*WHAT YOU NEED TO DO*:
Each entry below should be echoed exactly, with pictures omitted.

*Extracted data entries*:
====

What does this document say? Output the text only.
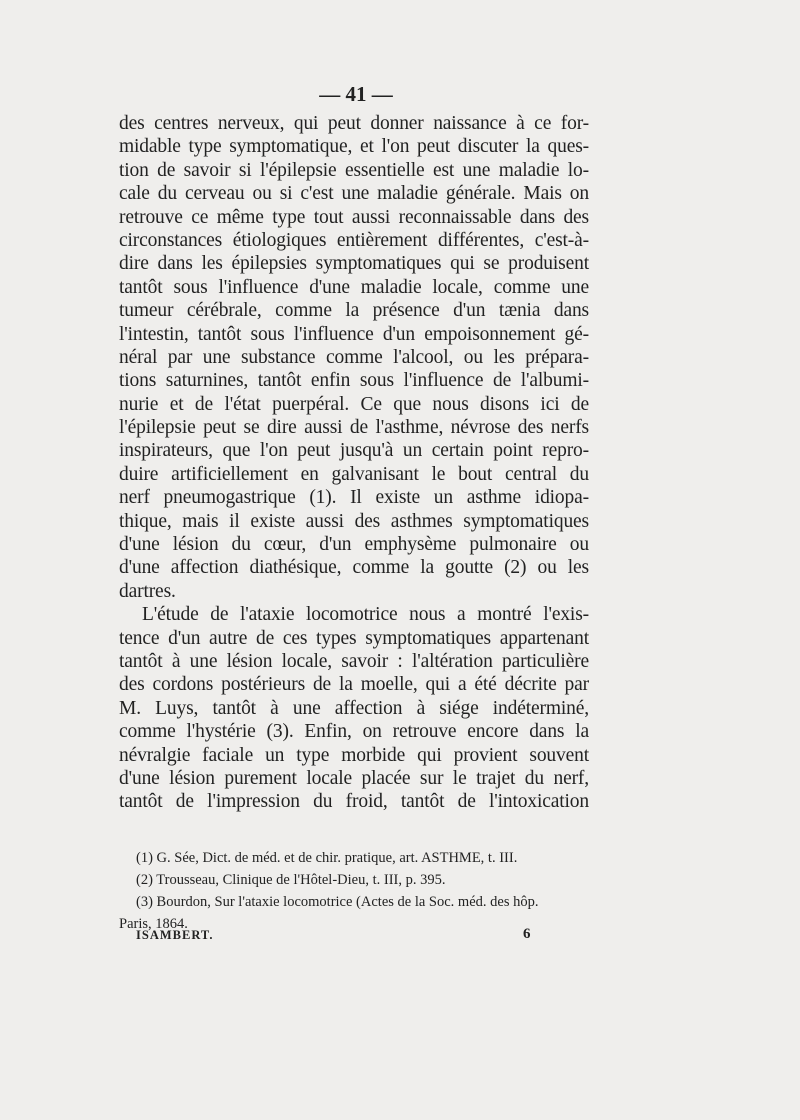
— 41 —
des centres nerveux, qui peut donner naissance à ce for-
midable type symptomatique, et l'on peut discuter la ques-
tion de savoir si l'épilepsie essentielle est une maladie lo-
cale du cerveau ou si c'est une maladie générale. Mais on
retrouve ce même type tout aussi reconnaissable dans des
circonstances étiologiques entièrement différentes, c'est-à-
dire dans les épilepsies symptomatiques qui se produisent
tantôt sous l'influence d'une maladie locale, comme une
tumeur cérébrale, comme la présence d'un tænia dans
l'intestin, tantôt sous l'influence d'un empoisonnement gé-
néral par une substance comme l'alcool, ou les prépara-
tions saturnines, tantôt enfin sous l'influence de l'albumi-
nurie et de l'état puerpéral. Ce que nous disons ici de
l'épilepsie peut se dire aussi de l'asthme, névrose des nerfs
inspirateurs, que l'on peut jusqu'à un certain point repro-
duire artificiellement en galvanisant le bout central du
nerf pneumogastrique (1). Il existe un asthme idiopa-
thique, mais il existe aussi des asthmes symptomatiques
d'une lésion du cœur, d'un emphysème pulmonaire ou
d'une affection diathésique, comme la goutte (2) ou les
dartres.
L'étude de l'ataxie locomotrice nous a montré l'exis-
tence d'un autre de ces types symptomatiques appartenant
tantôt à une lésion locale, savoir : l'altération particulière
des cordons postérieurs de la moelle, qui a été décrite par
M. Luys, tantôt à une affection à siége indéterminé,
comme l'hystérie (3). Enfin, on retrouve encore dans la
névralgie faciale un type morbide qui provient souvent
d'une lésion purement locale placée sur le trajet du nerf,
tantôt de l'impression du froid, tantôt de l'intoxication
(1) G. Sée, Dict. de méd. et de chir. pratique, art. ASTHME, t. III.
(2) Trousseau, Clinique de l'Hôtel-Dieu, t. III, p. 395.
(3) Bourdon, Sur l'ataxie locomotrice (Actes de la Soc. méd. des hôp.
Paris, 1864.
ISAMBERT.	6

====

*RESULT OF THE TASK*:
What does this document say? Output the text only.
— 41 —
des centres nerveux, qui peut donner naissance à ce for-
midable type symptomatique, et l'on peut discuter la ques-
tion de savoir si l'épilepsie essentielle est une maladie lo-
cale du cerveau ou si c'est une maladie générale. Mais on
retrouve ce même type tout aussi reconnaissable dans des
circonstances étiologiques entièrement différentes, c'est-à-
dire dans les épilepsies symptomatiques qui se produisent
tantôt sous l'influence d'une maladie locale, comme une
tumeur cérébrale, comme la présence d'un tænia dans
l'intestin, tantôt sous l'influence d'un empoisonnement gé-
néral par une substance comme l'alcool, ou les prépara-
tions saturnines, tantôt enfin sous l'influence de l'albumi-
nurie et de l'état puerpéral. Ce que nous disons ici de
l'épilepsie peut se dire aussi de l'asthme, névrose des nerfs
inspirateurs, que l'on peut jusqu'à un certain point repro-
duire artificiellement en galvanisant le bout central du
nerf pneumogastrique (1). Il existe un asthme idiopa-
thique, mais il existe aussi des asthmes symptomatiques
d'une lésion du cœur, d'un emphysème pulmonaire ou
d'une affection diathésique, comme la goutte (2) ou les
dartres.
L'étude de l'ataxie locomotrice nous a montré l'exis-
tence d'un autre de ces types symptomatiques appartenant
tantôt à une lésion locale, savoir : l'altération particulière
des cordons postérieurs de la moelle, qui a été décrite par
M. Luys, tantôt à une affection à siége indéterminé,
comme l'hystérie (3). Enfin, on retrouve encore dans la
névralgie faciale un type morbide qui provient souvent
d'une lésion purement locale placée sur le trajet du nerf,
tantôt de l'impression du froid, tantôt de l'intoxication
(1) G. Sée, Dict. de méd. et de chir. pratique, art. ASTHME, t. III.
(2) Trousseau, Clinique de l'Hôtel-Dieu, t. III, p. 395.
(3) Bourdon, Sur l'ataxie locomotrice (Actes de la Soc. méd. des hôp.
Paris, 1864.
ISAMBERT.	6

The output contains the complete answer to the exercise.